(Stored records)

==================================================

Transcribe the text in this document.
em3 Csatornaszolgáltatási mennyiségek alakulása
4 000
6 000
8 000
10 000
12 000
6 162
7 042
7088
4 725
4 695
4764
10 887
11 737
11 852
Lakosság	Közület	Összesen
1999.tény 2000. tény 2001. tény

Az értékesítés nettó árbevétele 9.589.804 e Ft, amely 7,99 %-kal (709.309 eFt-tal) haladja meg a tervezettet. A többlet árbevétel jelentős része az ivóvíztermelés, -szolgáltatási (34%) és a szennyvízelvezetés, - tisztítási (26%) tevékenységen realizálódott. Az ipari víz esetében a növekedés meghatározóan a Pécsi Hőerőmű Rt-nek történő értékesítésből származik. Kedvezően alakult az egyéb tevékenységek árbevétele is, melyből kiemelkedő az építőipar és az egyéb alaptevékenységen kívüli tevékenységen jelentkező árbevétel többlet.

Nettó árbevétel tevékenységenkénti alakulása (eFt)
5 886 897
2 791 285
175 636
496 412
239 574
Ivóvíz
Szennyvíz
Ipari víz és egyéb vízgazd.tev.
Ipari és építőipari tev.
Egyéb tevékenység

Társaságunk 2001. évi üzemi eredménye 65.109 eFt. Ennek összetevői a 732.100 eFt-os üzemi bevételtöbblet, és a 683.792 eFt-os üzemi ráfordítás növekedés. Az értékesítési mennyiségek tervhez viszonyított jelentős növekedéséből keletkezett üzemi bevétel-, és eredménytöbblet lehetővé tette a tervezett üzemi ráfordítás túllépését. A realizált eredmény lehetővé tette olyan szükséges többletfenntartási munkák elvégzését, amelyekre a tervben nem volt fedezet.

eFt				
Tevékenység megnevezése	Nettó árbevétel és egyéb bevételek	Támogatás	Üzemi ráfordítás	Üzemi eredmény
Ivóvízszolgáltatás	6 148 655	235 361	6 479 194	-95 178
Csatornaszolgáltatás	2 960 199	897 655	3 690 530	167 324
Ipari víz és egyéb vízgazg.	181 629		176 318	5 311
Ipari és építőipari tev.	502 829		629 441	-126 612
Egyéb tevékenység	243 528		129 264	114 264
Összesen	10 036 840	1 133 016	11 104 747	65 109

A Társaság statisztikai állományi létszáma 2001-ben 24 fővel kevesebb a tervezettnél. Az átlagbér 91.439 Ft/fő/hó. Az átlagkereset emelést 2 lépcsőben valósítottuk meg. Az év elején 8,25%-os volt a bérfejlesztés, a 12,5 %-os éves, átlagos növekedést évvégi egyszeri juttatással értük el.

==================================================

▶ What you will do: Check each line of the data above for the word "eredmény" and say how many lines have it. Give the number alone.

▶ Exercise result: 2